- GOAL
Produce the listing below again, exactly as shown.

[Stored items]
-*-*-

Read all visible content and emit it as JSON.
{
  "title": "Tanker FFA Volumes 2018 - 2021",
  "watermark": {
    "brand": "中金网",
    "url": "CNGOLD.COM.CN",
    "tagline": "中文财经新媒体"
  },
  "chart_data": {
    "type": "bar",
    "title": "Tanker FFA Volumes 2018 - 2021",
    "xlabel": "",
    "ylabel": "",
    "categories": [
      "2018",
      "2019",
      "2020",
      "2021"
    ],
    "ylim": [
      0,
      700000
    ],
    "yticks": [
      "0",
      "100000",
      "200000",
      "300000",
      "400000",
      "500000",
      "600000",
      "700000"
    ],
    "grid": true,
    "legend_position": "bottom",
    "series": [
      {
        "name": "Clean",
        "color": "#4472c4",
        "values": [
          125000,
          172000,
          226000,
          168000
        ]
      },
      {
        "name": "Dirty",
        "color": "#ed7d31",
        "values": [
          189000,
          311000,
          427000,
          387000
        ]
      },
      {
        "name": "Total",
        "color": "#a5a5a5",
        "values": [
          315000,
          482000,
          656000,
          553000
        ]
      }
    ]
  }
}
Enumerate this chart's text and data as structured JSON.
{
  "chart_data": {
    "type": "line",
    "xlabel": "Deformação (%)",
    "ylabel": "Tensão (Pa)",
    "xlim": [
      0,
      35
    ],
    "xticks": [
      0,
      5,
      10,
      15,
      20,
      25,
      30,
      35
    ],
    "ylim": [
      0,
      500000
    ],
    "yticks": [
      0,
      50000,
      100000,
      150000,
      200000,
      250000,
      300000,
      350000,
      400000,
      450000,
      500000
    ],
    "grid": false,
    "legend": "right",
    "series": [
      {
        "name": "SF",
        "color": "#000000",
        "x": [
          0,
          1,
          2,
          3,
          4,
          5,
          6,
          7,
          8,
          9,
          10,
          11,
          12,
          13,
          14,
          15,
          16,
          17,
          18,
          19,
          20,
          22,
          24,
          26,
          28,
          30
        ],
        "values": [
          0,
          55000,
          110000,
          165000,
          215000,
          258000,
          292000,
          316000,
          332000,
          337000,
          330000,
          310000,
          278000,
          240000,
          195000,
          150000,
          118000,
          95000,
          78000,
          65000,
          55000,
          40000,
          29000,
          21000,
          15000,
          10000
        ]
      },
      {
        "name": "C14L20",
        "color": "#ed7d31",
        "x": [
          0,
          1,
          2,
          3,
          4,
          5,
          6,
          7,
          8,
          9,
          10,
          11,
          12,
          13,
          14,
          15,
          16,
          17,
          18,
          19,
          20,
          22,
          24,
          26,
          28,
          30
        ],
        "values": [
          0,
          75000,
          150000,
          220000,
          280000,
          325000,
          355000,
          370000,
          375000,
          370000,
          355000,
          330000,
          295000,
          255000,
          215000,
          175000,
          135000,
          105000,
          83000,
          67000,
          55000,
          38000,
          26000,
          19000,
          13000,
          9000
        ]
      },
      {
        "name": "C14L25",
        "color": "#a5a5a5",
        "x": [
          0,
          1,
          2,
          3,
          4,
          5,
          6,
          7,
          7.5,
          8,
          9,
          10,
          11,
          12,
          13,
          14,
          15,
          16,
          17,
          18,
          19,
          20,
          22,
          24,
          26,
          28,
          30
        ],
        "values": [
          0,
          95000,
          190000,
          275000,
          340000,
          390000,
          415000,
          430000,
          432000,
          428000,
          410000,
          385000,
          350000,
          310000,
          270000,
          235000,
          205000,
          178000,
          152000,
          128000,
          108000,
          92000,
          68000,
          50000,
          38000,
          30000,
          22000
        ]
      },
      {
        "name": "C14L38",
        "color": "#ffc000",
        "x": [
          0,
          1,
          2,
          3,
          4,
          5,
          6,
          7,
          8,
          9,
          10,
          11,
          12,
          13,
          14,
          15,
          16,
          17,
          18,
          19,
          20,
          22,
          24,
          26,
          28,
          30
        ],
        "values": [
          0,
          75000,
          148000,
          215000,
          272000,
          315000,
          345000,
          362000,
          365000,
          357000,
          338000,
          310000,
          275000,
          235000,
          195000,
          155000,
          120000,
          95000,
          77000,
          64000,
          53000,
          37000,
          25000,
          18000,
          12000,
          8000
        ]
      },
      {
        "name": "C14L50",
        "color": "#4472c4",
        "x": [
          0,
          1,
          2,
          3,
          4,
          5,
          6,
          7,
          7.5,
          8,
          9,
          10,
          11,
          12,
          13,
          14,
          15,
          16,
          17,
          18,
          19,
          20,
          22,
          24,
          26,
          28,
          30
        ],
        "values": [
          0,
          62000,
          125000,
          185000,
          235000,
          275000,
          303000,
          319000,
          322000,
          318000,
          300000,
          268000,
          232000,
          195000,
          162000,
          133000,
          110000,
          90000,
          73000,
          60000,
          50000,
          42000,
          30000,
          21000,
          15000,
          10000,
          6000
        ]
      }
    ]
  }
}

-*-*-

- WRITTEN RESPONSE
Read all visible content and emit it as JSON.
{
  "title": "Tanker FFA Volumes 2018 - 2021",
  "watermark": {
    "brand": "中金网",
    "url": "CNGOLD.COM.CN",
    "tagline": "中文财经新媒体"
  },
  "chart_data": {
    "type": "bar",
    "title": "Tanker FFA Volumes 2018 - 2021",
    "xlabel": "",
    "ylabel": "",
    "categories": [
      "2018",
      "2019",
      "2020",
      "2021"
    ],
    "ylim": [
      0,
      700000
    ],
    "yticks": [
      "0",
      "100000",
      "200000",
      "300000",
      "400000",
      "500000",
      "600000",
      "700000"
    ],
    "grid": true,
    "legend_position": "bottom",
    "series": [
      {
        "name": "Clean",
        "color": "#4472c4",
        "values": [
          125000,
          172000,
          226000,
          168000
        ]
      },
      {
        "name": "Dirty",
        "color": "#ed7d31",
        "values": [
          189000,
          311000,
          427000,
          387000
        ]
      },
      {
        "name": "Total",
        "color": "#a5a5a5",
        "values": [
          315000,
          482000,
          656000,
          553000
        ]
      }
    ]
  }
}
Enumerate this chart's text and data as structured JSON.
{
  "chart_data": {
    "type": "line",
    "xlabel": "Deformação (%)",
    "ylabel": "Tensão (Pa)",
    "xlim": [
      0,
      35
    ],
    "xticks": [
      0,
      5,
      10,
      15,
      20,
      25,
      30,
      35
    ],
    "ylim": [
      0,
      500000
    ],
    "yticks": [
      0,
      50000,
      100000,
      150000,
      200000,
      250000,
      300000,
      350000,
      400000,
      450000,
      500000
    ],
    "grid": false,
    "legend": "right",
    "series": [
      {
        "name": "SF",
        "color": "#000000",
        "x": [
          0,
          1,
          2,
          3,
          4,
          5,
          6,
          7,
          8,
          9,
          10,
          11,
          12,
          13,
          14,
          15,
          16,
          17,
          18,
          19,
          20,
          22,
          24,
          26,
          28,
          30
        ],
        "values": [
          0,
          55000,
          110000,
          165000,
          215000,
          258000,
          292000,
          316000,
          332000,
          337000,
          330000,
          310000,
          278000,
          240000,
          195000,
          150000,
          118000,
          95000,
          78000,
          65000,
          55000,
          40000,
          29000,
          21000,
          15000,
          10000
        ]
      },
      {
        "name": "C14L20",
        "color": "#ed7d31",
        "x": [
          0,
          1,
          2,
          3,
          4,
          5,
          6,
          7,
          8,
          9,
          10,
          11,
          12,
          13,
          14,
          15,
          16,
          17,
          18,
          19,
          20,
          22,
          24,
          26,
          28,
          30
        ],
        "values": [
          0,
          75000,
          150000,
          220000,
          280000,
          325000,
          355000,
          370000,
          375000,
          370000,
          355000,
          330000,
          295000,
          255000,
          215000,
          175000,
          135000,
          105000,
          83000,
          67000,
          55000,
          38000,
          26000,
          19000,
          13000,
          9000
        ]
      },
      {
        "name": "C14L25",
        "color": "#a5a5a5",
        "x": [
          0,
          1,
          2,
          3,
          4,
          5,
          6,
          7,
          7.5,
          8,
          9,
          10,
          11,
          12,
          13,
          14,
          15,
          16,
          17,
          18,
          19,
          20,
          22,
          24,
          26,
          28,
          30
        ],
        "values": [
          0,
          95000,
          190000,
          275000,
          340000,
          390000,
          415000,
          430000,
          432000,
          428000,
          410000,
          385000,
          350000,
          310000,
          270000,
          235000,
          205000,
          178000,
          152000,
          128000,
          108000,
          92000,
          68000,
          50000,
          38000,
          30000,
          22000
        ]
      },
      {
        "name": "C14L38",
        "color": "#ffc000",
        "x": [
          0,
          1,
          2,
          3,
          4,
          5,
          6,
          7,
          8,
          9,
          10,
          11,
          12,
          13,
          14,
          15,
          16,
          17,
          18,
          19,
          20,
          22,
          24,
          26,
          28,
          30
        ],
        "values": [
          0,
          75000,
          148000,
          215000,
          272000,
          315000,
          345000,
          362000,
          365000,
          357000,
          338000,
          310000,
          275000,
          235000,
          195000,
          155000,
          120000,
          95000,
          77000,
          64000,
          53000,
          37000,
          25000,
          18000,
          12000,
          8000
        ]
      },
      {
        "name": "C14L50",
        "color": "#4472c4",
        "x": [
          0,
          1,
          2,
          3,
          4,
          5,
          6,
          7,
          7.5,
          8,
          9,
          10,
          11,
          12,
          13,
          14,
          15,
          16,
          17,
          18,
          19,
          20,
          22,
          24,
          26,
          28,
          30
        ],
        "values": [
          0,
          62000,
          125000,
          185000,
          235000,
          275000,
          303000,
          319000,
          322000,
          318000,
          300000,
          268000,
          232000,
          195000,
          162000,
          133000,
          110000,
          90000,
          73000,
          60000,
          50000,
          42000,
          30000,
          21000,
          15000,
          10000,
          6000
        ]
      }
    ]
  }
}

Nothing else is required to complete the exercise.